Data entries

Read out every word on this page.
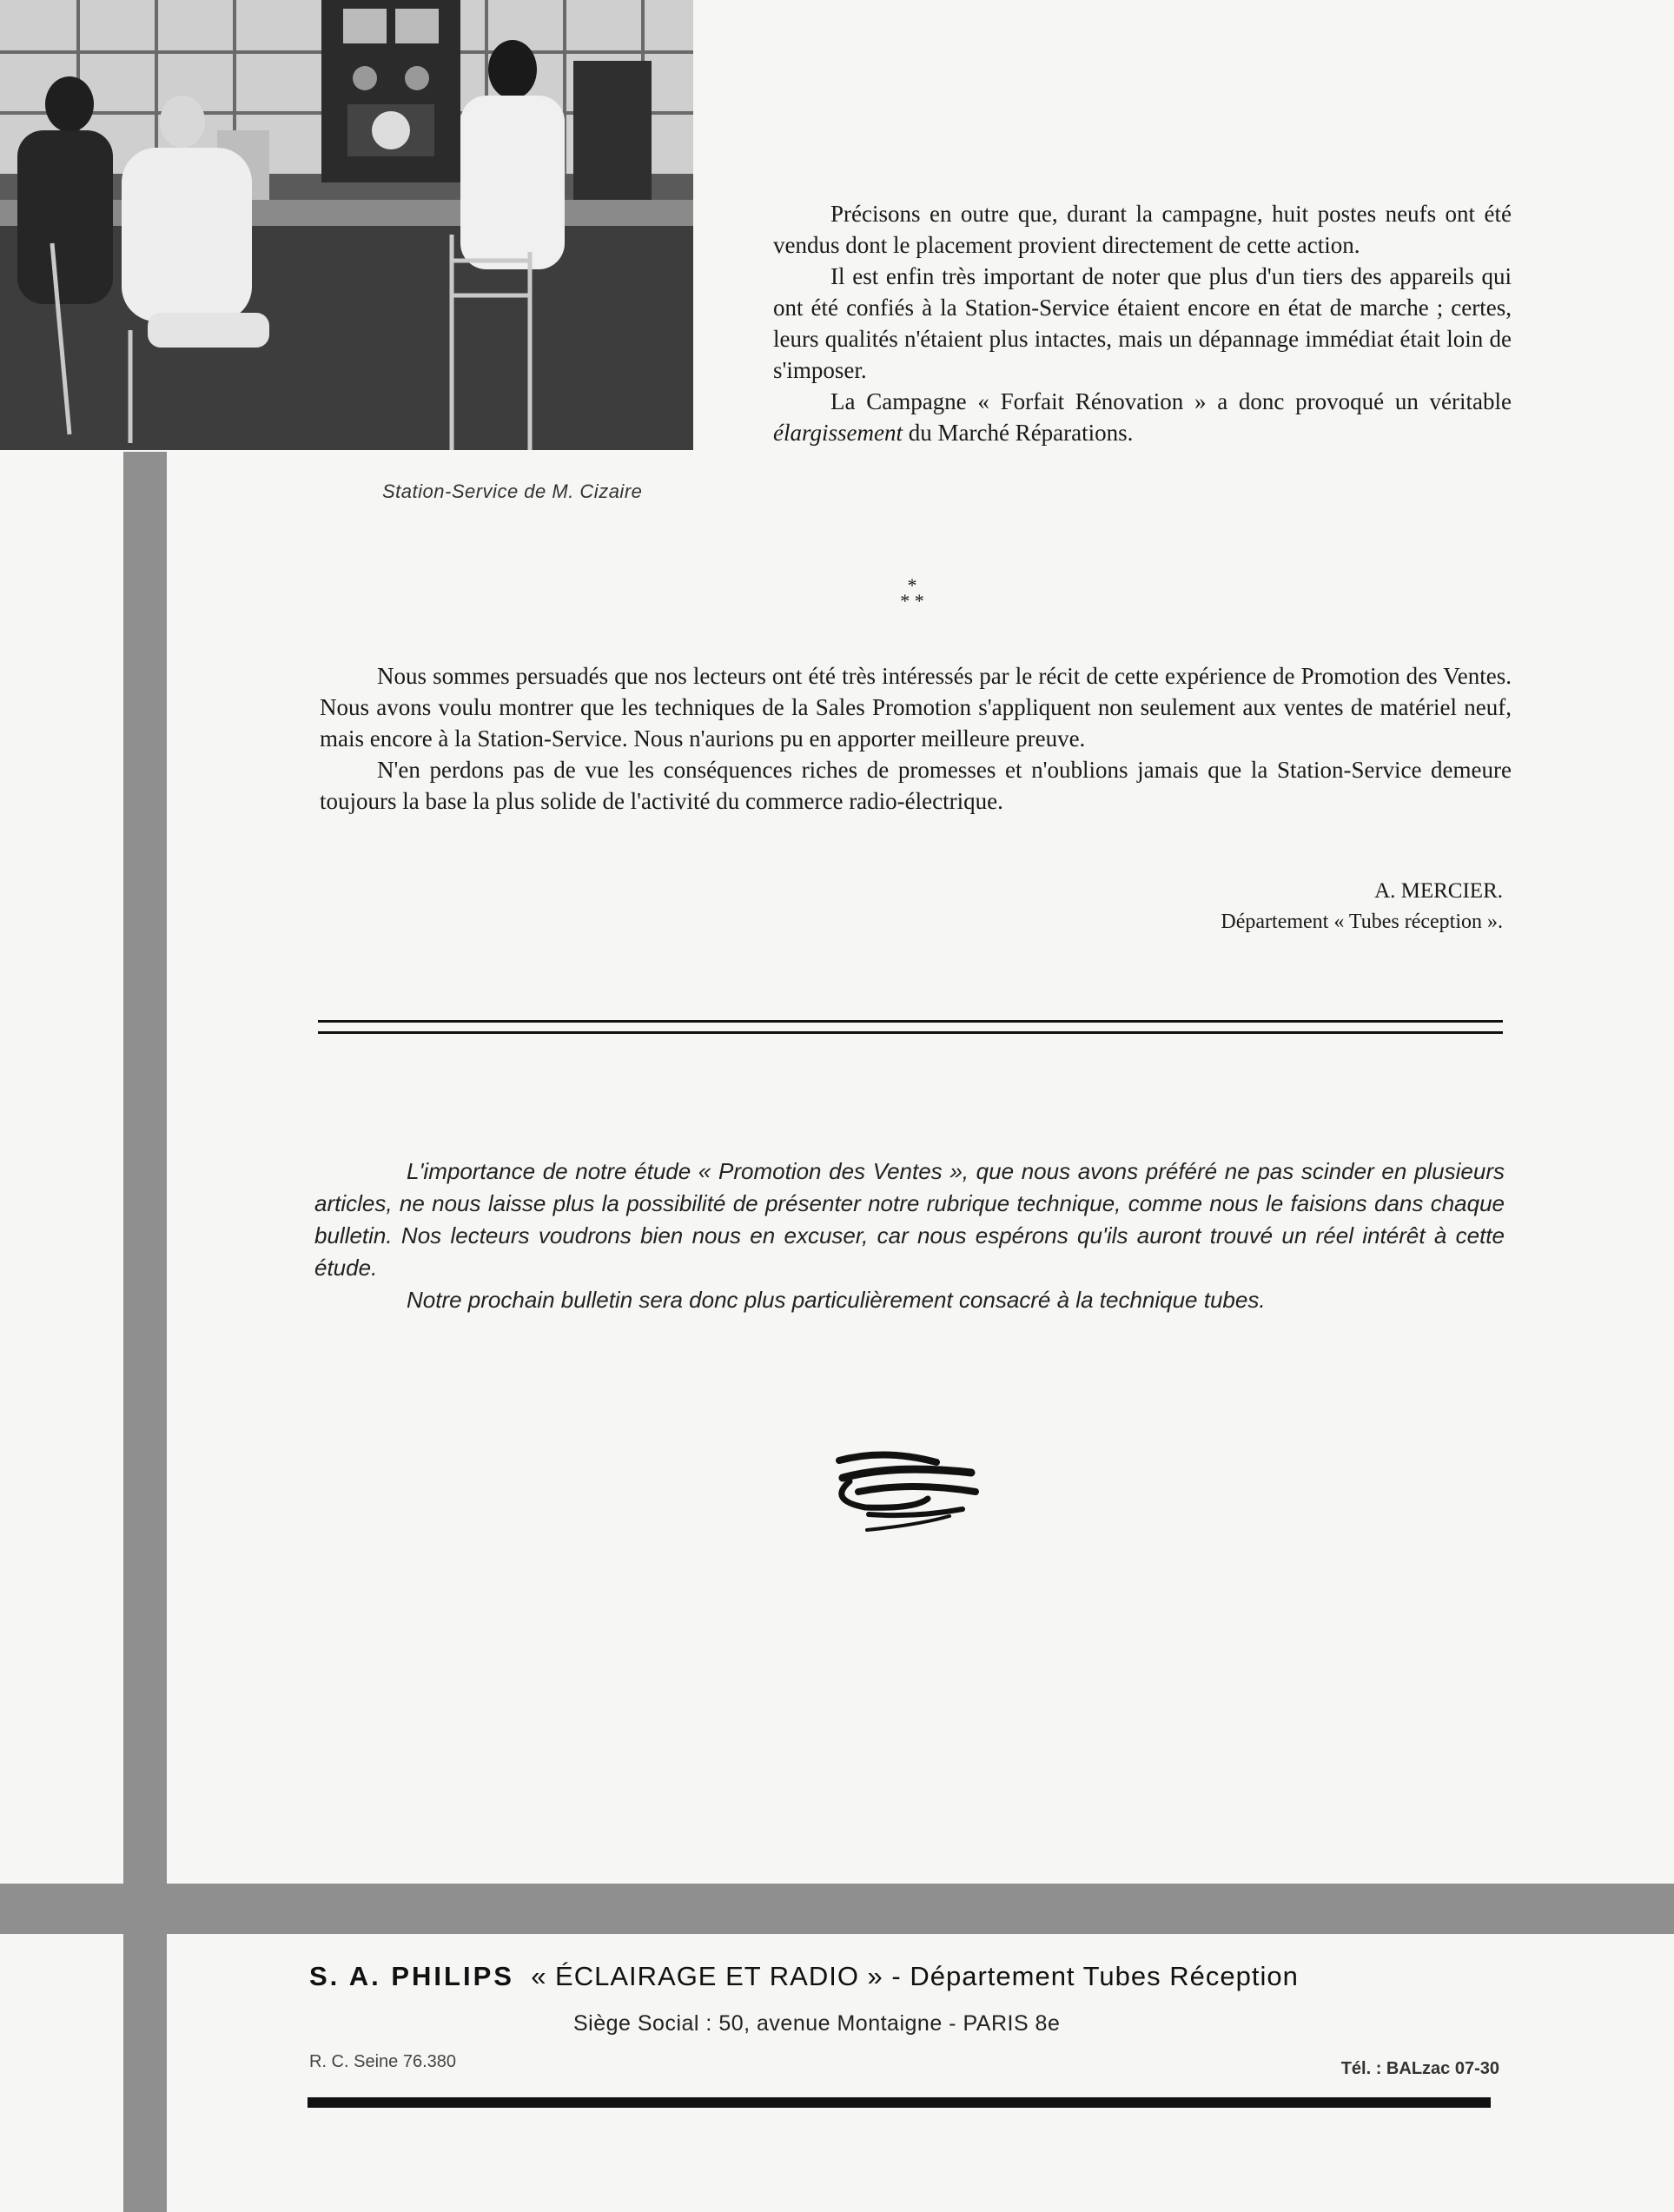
Station-Service de M. Cizaire

Précisons en outre que, durant la campagne, huit postes neufs ont été vendus dont le placement provient directement de cette action.

Il est enfin très important de noter que plus d'un tiers des appareils qui ont été confiés à la Station-Service étaient encore en état de marche ; certes, leurs qualités n'étaient plus intactes, mais un dépannage immédiat était loin de s'imposer.

La Campagne « Forfait Rénovation » a donc provoqué un véritable élargissement du Marché Réparations.

*
* *

Nous sommes persuadés que nos lecteurs ont été très intéressés par le récit de cette expérience de Promotion des Ventes. Nous avons voulu montrer que les techniques de la Sales Promotion s'appliquent non seulement aux ventes de matériel neuf, mais encore à la Station-Service. Nous n'aurions pu en apporter meilleure preuve.

N'en perdons pas de vue les conséquences riches de promesses et n'oublions jamais que la Station-Service demeure toujours la base la plus solide de l'activité du commerce radio-électrique.

A. MERCIER.
Département « Tubes réception ».

L'importance de notre étude « Promotion des Ventes », que nous avons préféré ne pas scinder en plusieurs articles, ne nous laisse plus la possibilité de présenter notre rubrique technique, comme nous le faisions dans chaque bulletin. Nos lecteurs voudrons bien nous en excuser, car nous espérons qu'ils auront trouvé un réel intérêt à cette étude.

Notre prochain bulletin sera donc plus particulièrement consacré à la technique tubes.

S. A. PHILIPS « ÉCLAIRAGE ET RADIO » - Département Tubes Réception
Siège Social : 50, avenue Montaigne - PARIS 8e
R. C. Seine 76.380	Tél. : BALzac 07-30
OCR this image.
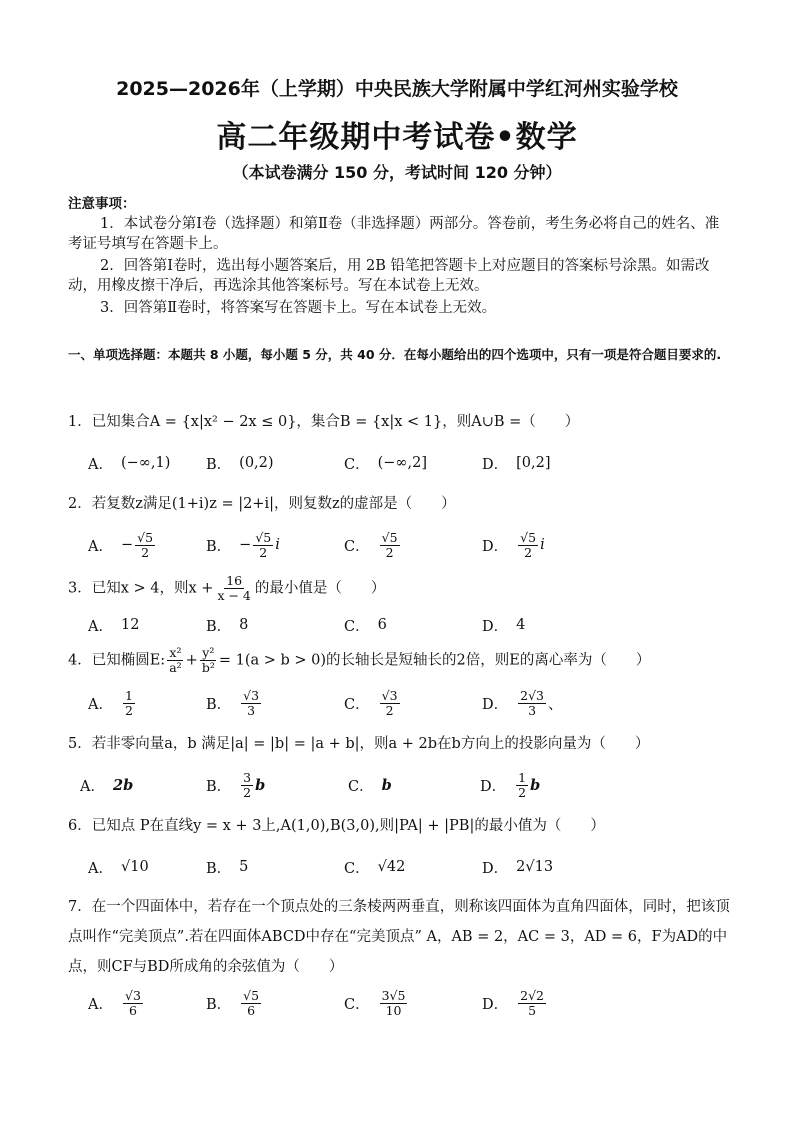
2025—2026年（上学期）中央民族大学附属中学红河州实验学校
高二年级期中考试卷•数学
（本试卷满分 150 分，考试时间 120 分钟）
注意事项：
1．本试卷分第Ⅰ卷（选择题）和第Ⅱ卷（非选择题）两部分。答卷前，考生务必将自己的姓名、准考证号填写在答题卡上。
2．回答第Ⅰ卷时，选出每小题答案后，用 2B 铅笔把答题卡上对应题目的答案标号涂黑。如需改动，用橡皮擦干净后，再选涂其他答案标号。写在本试卷上无效。
3．回答第Ⅱ卷时，将答案写在答题卡上。写在本试卷上无效。
一、单项选择题：本题共 8 小题，每小题 5 分，共 40 分．在每小题给出的四个选项中，只有一项是符合题目要求的.
1．已知集合A = {x|x² − 2x ≤ 0}，集合B = {x|x < 1}，则A∪B =（　　）
A． (−∞,1) B． (0,2)	C． (−∞,2]	D． [0,2]
2．若复数z满足(1+i)z = |2+i|，则复数z的虚部是（　　）
A． − $\frac{√5}{2}$	B． − $\frac{√5}{2}$ i	C． $\frac{√5}{2}$	D． $\frac{√5}{2}$ i
3．已知x > 4，则$x + \frac{16}{x - 4}$ 的最小值是（　　）
A． 12	B． 8	C． 6	D． 4
4．已知椭圆E: $\frac{\text{x²}}{\text{a²}} + \frac{\text{y²}}{\text{b²}} = 1(a > b > 0)$的长轴长是短轴长的2倍，则E的离心率为（　　）
A． $\frac{1}{2}$	B． $\frac{√3}{3}$	C． $\frac{√3}{2}$	D． $\frac{2√3}{3}$ 、
5．若非零向量a，b 满足|a| = |b| = |a + b|，则a + 2b在b方向上的投影向量为（　　）
A． 2b	B． $\frac{3}{2}$ b	C． b	D． $\frac{1}{2}$ b
6．已知点 P在直线y = x + 3上,A(1,0),B(3,0),则|PA| + |PB|的最小值为（　　）
A． √10	B． 5	C． √42	D． 2√13
7．在一个四面体中，若存在一个顶点处的三条棱两两垂直，则称该四面体为直角四面体，同时，把该顶点叫作“完美顶点”.若在四面体ABCD中存在“完美顶点” A，AB = 2，AC = 3，AD = 6，F为AD的中点，则CF与BD所成角的余弦值为（　　）
A． $\frac{√3}{6}$	B． $\frac{√5}{6}$	C． $\frac{3√5}{10}$	D． $\frac{2√2}{5}$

== Written problem ==
Of all the lines in the material above, how many contain the word "très"? Give only the count.

== Exercise answer ==
2